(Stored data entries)

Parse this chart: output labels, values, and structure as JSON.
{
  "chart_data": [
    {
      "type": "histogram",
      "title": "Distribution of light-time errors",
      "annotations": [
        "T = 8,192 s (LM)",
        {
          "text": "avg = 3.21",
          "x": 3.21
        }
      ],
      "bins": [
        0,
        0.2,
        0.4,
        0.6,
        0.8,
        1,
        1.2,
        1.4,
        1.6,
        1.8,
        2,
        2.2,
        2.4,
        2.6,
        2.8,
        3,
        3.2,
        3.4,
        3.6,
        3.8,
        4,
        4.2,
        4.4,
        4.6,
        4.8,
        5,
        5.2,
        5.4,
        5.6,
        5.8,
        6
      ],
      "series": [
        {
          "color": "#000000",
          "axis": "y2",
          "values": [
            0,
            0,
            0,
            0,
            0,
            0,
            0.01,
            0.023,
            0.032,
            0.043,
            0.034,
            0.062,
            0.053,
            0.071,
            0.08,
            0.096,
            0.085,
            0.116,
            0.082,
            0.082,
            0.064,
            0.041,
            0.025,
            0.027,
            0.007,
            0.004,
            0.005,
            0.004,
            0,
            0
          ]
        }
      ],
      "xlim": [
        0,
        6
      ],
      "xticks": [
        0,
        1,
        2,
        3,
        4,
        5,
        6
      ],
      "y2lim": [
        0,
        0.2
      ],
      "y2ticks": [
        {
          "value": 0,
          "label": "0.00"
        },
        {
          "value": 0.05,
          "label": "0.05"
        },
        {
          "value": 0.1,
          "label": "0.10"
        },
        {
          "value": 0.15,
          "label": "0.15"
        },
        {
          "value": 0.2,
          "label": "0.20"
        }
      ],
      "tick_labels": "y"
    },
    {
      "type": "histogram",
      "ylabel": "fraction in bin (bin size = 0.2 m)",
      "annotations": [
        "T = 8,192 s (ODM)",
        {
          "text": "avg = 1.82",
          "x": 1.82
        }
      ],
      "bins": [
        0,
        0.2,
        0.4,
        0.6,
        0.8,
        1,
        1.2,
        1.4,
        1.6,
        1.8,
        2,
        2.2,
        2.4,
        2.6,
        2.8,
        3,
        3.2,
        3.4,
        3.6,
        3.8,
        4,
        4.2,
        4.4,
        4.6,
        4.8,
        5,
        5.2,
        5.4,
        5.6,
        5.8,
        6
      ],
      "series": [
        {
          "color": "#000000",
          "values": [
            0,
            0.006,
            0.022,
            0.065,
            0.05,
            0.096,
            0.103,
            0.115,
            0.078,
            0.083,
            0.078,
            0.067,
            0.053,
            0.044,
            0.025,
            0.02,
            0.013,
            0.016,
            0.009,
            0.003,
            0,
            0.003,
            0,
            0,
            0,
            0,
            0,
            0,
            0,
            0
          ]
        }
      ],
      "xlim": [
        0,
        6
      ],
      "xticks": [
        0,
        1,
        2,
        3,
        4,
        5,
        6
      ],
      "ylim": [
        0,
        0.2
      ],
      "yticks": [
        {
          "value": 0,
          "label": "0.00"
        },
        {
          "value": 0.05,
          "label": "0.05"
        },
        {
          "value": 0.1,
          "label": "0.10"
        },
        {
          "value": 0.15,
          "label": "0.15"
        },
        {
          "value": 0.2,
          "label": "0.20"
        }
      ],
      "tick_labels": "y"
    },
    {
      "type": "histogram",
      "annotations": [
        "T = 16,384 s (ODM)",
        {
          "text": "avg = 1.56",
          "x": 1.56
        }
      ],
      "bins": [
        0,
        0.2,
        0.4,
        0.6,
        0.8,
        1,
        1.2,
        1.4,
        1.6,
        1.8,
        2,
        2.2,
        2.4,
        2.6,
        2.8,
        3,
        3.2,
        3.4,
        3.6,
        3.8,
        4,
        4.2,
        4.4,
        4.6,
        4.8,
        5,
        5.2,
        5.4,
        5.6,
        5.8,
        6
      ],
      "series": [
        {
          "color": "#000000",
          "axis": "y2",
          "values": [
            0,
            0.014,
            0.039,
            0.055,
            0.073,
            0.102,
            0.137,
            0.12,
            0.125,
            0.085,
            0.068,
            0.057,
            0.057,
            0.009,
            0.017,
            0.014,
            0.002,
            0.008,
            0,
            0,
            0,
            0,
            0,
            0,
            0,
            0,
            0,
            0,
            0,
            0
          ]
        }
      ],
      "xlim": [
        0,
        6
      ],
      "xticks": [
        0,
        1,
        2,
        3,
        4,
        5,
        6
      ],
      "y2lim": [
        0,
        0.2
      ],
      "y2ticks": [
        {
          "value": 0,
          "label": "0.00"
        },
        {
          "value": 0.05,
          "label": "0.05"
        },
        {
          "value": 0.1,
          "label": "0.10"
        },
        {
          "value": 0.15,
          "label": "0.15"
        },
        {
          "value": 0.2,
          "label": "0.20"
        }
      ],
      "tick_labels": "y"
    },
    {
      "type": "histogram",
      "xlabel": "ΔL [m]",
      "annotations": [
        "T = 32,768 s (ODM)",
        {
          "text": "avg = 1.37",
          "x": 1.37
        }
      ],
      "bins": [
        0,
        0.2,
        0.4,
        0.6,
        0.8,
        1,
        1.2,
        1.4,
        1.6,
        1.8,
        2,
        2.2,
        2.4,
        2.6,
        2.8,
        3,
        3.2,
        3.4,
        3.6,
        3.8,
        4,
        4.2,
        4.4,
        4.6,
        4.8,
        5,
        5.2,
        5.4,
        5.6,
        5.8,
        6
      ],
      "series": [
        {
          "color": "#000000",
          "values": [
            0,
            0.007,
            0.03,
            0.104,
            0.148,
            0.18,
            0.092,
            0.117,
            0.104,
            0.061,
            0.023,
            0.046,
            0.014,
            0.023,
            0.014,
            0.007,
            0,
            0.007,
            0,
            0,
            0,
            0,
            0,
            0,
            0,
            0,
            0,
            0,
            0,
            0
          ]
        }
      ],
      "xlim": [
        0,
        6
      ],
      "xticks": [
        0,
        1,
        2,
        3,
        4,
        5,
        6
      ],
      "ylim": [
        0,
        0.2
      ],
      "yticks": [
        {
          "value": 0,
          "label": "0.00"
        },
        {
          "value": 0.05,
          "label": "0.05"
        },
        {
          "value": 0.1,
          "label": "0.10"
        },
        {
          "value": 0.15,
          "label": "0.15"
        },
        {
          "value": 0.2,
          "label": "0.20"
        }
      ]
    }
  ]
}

• **WHAT YOU ARE ASKED TO DO**
Copy out all the entries shown above, character for character.

• **REPLY TO THE EXERCISE**
Parse this chart: output labels, values, and structure as JSON.
{
  "chart_data": [
    {
      "type": "histogram",
      "title": "Distribution of light-time errors",
      "annotations": [
        "T = 8,192 s (LM)",
        {
          "text": "avg = 3.21",
          "x": 3.21
        }
      ],
      "bins": [
        0,
        0.2,
        0.4,
        0.6,
        0.8,
        1,
        1.2,
        1.4,
        1.6,
        1.8,
        2,
        2.2,
        2.4,
        2.6,
        2.8,
        3,
        3.2,
        3.4,
        3.6,
        3.8,
        4,
        4.2,
        4.4,
        4.6,
        4.8,
        5,
        5.2,
        5.4,
        5.6,
        5.8,
        6
      ],
      "series": [
        {
          "color": "#000000",
          "axis": "y2",
          "values": [
            0,
            0,
            0,
            0,
            0,
            0,
            0.01,
            0.023,
            0.032,
            0.043,
            0.034,
            0.062,
            0.053,
            0.071,
            0.08,
            0.096,
            0.085,
            0.116,
            0.082,
            0.082,
            0.064,
            0.041,
            0.025,
            0.027,
            0.007,
            0.004,
            0.005,
            0.004,
            0,
            0
          ]
        }
      ],
      "xlim": [
        0,
        6
      ],
      "xticks": [
        0,
        1,
        2,
        3,
        4,
        5,
        6
      ],
      "y2lim": [
        0,
        0.2
      ],
      "y2ticks": [
        {
          "value": 0,
          "label": "0.00"
        },
        {
          "value": 0.05,
          "label": "0.05"
        },
        {
          "value": 0.1,
          "label": "0.10"
        },
        {
          "value": 0.15,
          "label": "0.15"
        },
        {
          "value": 0.2,
          "label": "0.20"
        }
      ],
      "tick_labels": "y"
    },
    {
      "type": "histogram",
      "ylabel": "fraction in bin (bin size = 0.2 m)",
      "annotations": [
        "T = 8,192 s (ODM)",
        {
          "text": "avg = 1.82",
          "x": 1.82
        }
      ],
      "bins": [
        0,
        0.2,
        0.4,
        0.6,
        0.8,
        1,
        1.2,
        1.4,
        1.6,
        1.8,
        2,
        2.2,
        2.4,
        2.6,
        2.8,
        3,
        3.2,
        3.4,
        3.6,
        3.8,
        4,
        4.2,
        4.4,
        4.6,
        4.8,
        5,
        5.2,
        5.4,
        5.6,
        5.8,
        6
      ],
      "series": [
        {
          "color": "#000000",
          "values": [
            0,
            0.006,
            0.022,
            0.065,
            0.05,
            0.096,
            0.103,
            0.115,
            0.078,
            0.083,
            0.078,
            0.067,
            0.053,
            0.044,
            0.025,
            0.02,
            0.013,
            0.016,
            0.009,
            0.003,
            0,
            0.003,
            0,
            0,
            0,
            0,
            0,
            0,
            0,
            0
          ]
        }
      ],
      "xlim": [
        0,
        6
      ],
      "xticks": [
        0,
        1,
        2,
        3,
        4,
        5,
        6
      ],
      "ylim": [
        0,
        0.2
      ],
      "yticks": [
        {
          "value": 0,
          "label": "0.00"
        },
        {
          "value": 0.05,
          "label": "0.05"
        },
        {
          "value": 0.1,
          "label": "0.10"
        },
        {
          "value": 0.15,
          "label": "0.15"
        },
        {
          "value": 0.2,
          "label": "0.20"
        }
      ],
      "tick_labels": "y"
    },
    {
      "type": "histogram",
      "annotations": [
        "T = 16,384 s (ODM)",
        {
          "text": "avg = 1.56",
          "x": 1.56
        }
      ],
      "bins": [
        0,
        0.2,
        0.4,
        0.6,
        0.8,
        1,
        1.2,
        1.4,
        1.6,
        1.8,
        2,
        2.2,
        2.4,
        2.6,
        2.8,
        3,
        3.2,
        3.4,
        3.6,
        3.8,
        4,
        4.2,
        4.4,
        4.6,
        4.8,
        5,
        5.2,
        5.4,
        5.6,
        5.8,
        6
      ],
      "series": [
        {
          "color": "#000000",
          "axis": "y2",
          "values": [
            0,
            0.014,
            0.039,
            0.055,
            0.073,
            0.102,
            0.137,
            0.12,
            0.125,
            0.085,
            0.068,
            0.057,
            0.057,
            0.009,
            0.017,
            0.014,
            0.002,
            0.008,
            0,
            0,
            0,
            0,
            0,
            0,
            0,
            0,
            0,
            0,
            0,
            0
          ]
        }
      ],
      "xlim": [
        0,
        6
      ],
      "xticks": [
        0,
        1,
        2,
        3,
        4,
        5,
        6
      ],
      "y2lim": [
        0,
        0.2
      ],
      "y2ticks": [
        {
          "value": 0,
          "label": "0.00"
        },
        {
          "value": 0.05,
          "label": "0.05"
        },
        {
          "value": 0.1,
          "label": "0.10"
        },
        {
          "value": 0.15,
          "label": "0.15"
        },
        {
          "value": 0.2,
          "label": "0.20"
        }
      ],
      "tick_labels": "y"
    },
    {
      "type": "histogram",
      "xlabel": "ΔL [m]",
      "annotations": [
        "T = 32,768 s (ODM)",
        {
          "text": "avg = 1.37",
          "x": 1.37
        }
      ],
      "bins": [
        0,
        0.2,
        0.4,
        0.6,
        0.8,
        1,
        1.2,
        1.4,
        1.6,
        1.8,
        2,
        2.2,
        2.4,
        2.6,
        2.8,
        3,
        3.2,
        3.4,
        3.6,
        3.8,
        4,
        4.2,
        4.4,
        4.6,
        4.8,
        5,
        5.2,
        5.4,
        5.6,
        5.8,
        6
      ],
      "series": [
        {
          "color": "#000000",
          "values": [
            0,
            0.007,
            0.03,
            0.104,
            0.148,
            0.18,
            0.092,
            0.117,
            0.104,
            0.061,
            0.023,
            0.046,
            0.014,
            0.023,
            0.014,
            0.007,
            0,
            0.007,
            0,
            0,
            0,
            0,
            0,
            0,
            0,
            0,
            0,
            0,
            0,
            0
          ]
        }
      ],
      "xlim": [
        0,
        6
      ],
      "xticks": [
        0,
        1,
        2,
        3,
        4,
        5,
        6
      ],
      "ylim": [
        0,
        0.2
      ],
      "yticks": [
        {
          "value": 0,
          "label": "0.00"
        },
        {
          "value": 0.05,
          "label": "0.05"
        },
        {
          "value": 0.1,
          "label": "0.10"
        },
        {
          "value": 0.15,
          "label": "0.15"
        },
        {
          "value": 0.2,
          "label": "0.20"
        }
      ]
    }
  ]
}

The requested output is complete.